GIVEN PROBLEM: Scan the data below. Pull out each line where "chili" occurs.

INFORMATION PROVIDED:
━━━━
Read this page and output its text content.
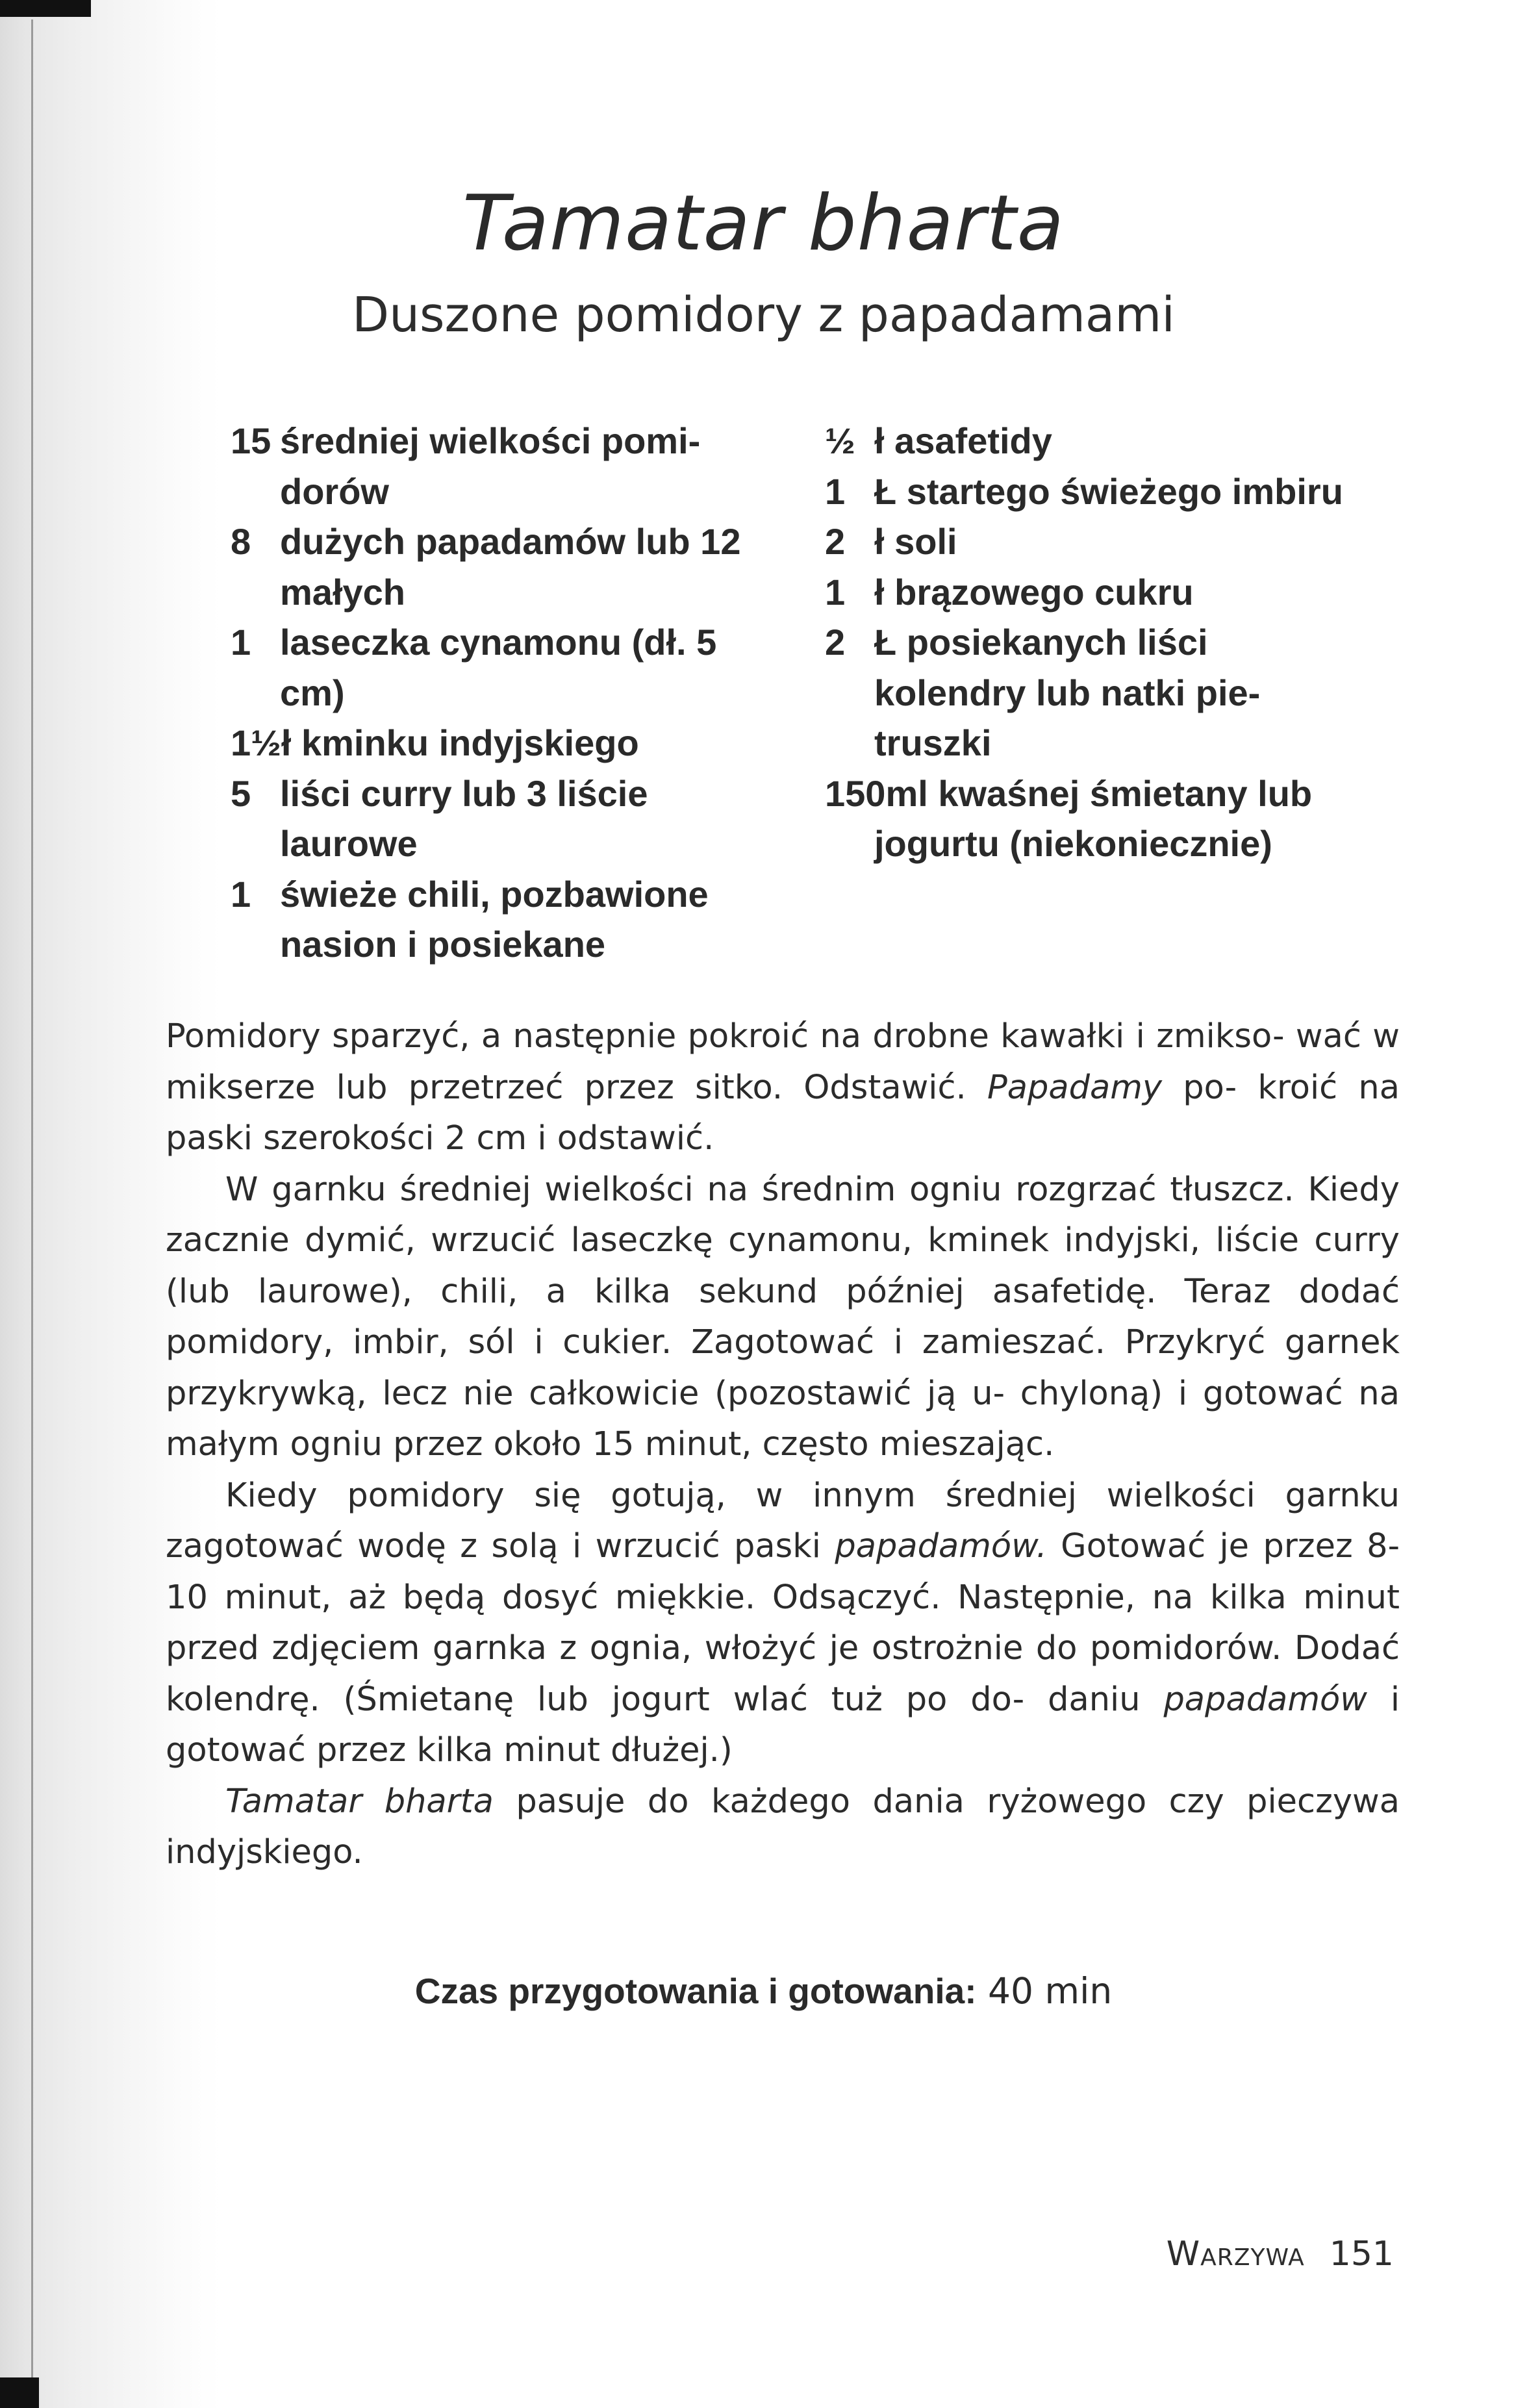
Tamatar bharta
Duszone pomidory z papadamami

15 średniej wielkości pomi- dorów

8 dużych papadamów lub 12 małych

1 laseczka cynamonu (dł. 5 cm)

1½ł kminku indyjskiego

5 liści curry lub 3 liście laurowe

1 świeże chili, pozbawione nasion i posiekane

½ ł asafetidy

1 Ł startego świeżego imbiru

2 ł soli

1 ł brązowego cukru

2 Ł posiekanych liści kolendry lub natki pie- truszki

150ml kwaśnej śmietany lub jogurtu (niekoniecznie)

Pomidory sparzyć, a następnie pokroić na drobne kawałki i zmikso- wać w mikserze lub przetrzeć przez sitko. Odstawić. Papadamy po- kroić na paski szerokości 2 cm i odstawić.

W garnku średniej wielkości na średnim ogniu rozgrzać tłuszcz. Kiedy zacznie dymić, wrzucić laseczkę cynamonu, kminek indyjski, liście curry (lub laurowe), chili, a kilka sekund później asafetidę. Teraz dodać pomidory, imbir, sól i cukier. Zagotować i zamieszać. Przykryć garnek przykrywką, lecz nie całkowicie (pozostawić ją u- chyloną) i gotować na małym ogniu przez około 15 minut, często mieszając.

Kiedy pomidory się gotują, w innym średniej wielkości garnku zagotować wodę z solą i wrzucić paski papadamów. Gotować je przez 8-10 minut, aż będą dosyć miękkie. Odsączyć. Następnie, na kilka minut przed zdjęciem garnka z ognia, włożyć je ostrożnie do pomidorów. Dodać kolendrę. (Śmietanę lub jogurt wlać tuż po do- daniu papadamów i gotować przez kilka minut dłużej.)

Tamatar bharta pasuje do każdego dania ryżowego czy pieczywa indyjskiego.

Czas przygotowania i gotowania: 40 min
Warzywa 151
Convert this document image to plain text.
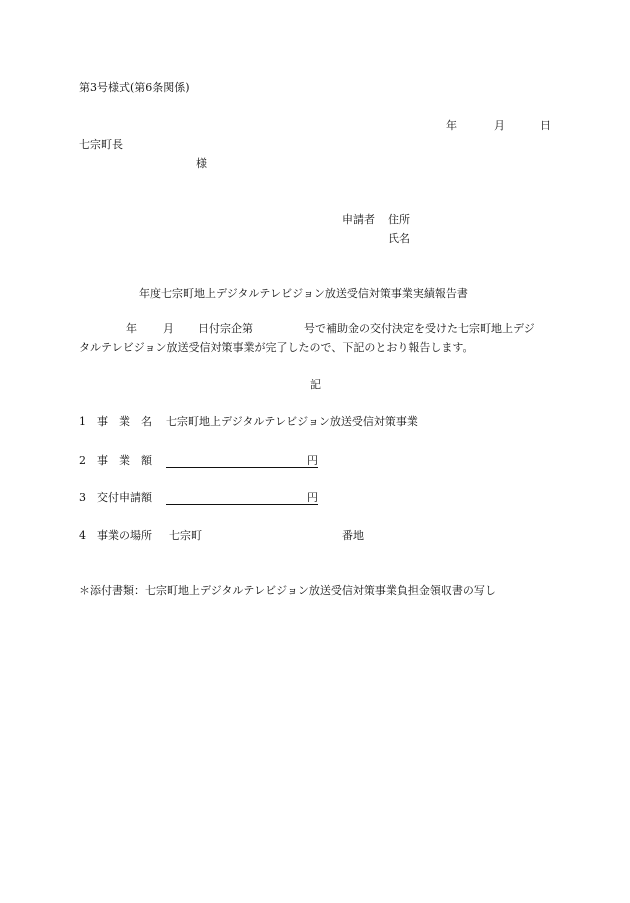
第3号様式(第6条関係)
年	月	日
七宗町長
様
申請者 住所
氏名
年度七宗町地上デジタルテレビジョン放送受信対策事業実績報告書
年 月 日付宗企第	号で補助金の交付決定を受けた七宗町地上デジ
タルテレビジョン放送受信対策事業が完了したので、下記のとおり報告します。
記
1 事　業　名 七宗町地上デジタルテレビジョン放送受信対策事業
2 事　業　額	円
3 交付申請額	円
4 事業の場所 七宗町	番地
＊添付書類：七宗町地上デジタルテレビジョン放送受信対策事業負担金領収書の写し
━━━━
THE OUTPUT:
1 świeże chili, pozbawione nasion i posiekane
W garnku średniej wielkości na średnim ogniu rozgrzać tłuszcz. Kiedy zacznie dymić, wrzucić laseczkę cynamonu, kminek indyjski, liście curry (lub laurowe), chili, a kilka sekund później asafetidę. Teraz dodać pomidory, imbir, sól i cukier. Zagotować i zamieszać. Przykryć garnek przykrywką, lecz nie całkowicie (pozostawić ją u- chyloną) i gotować na małym ogniu przez około 15 minut, często mieszając.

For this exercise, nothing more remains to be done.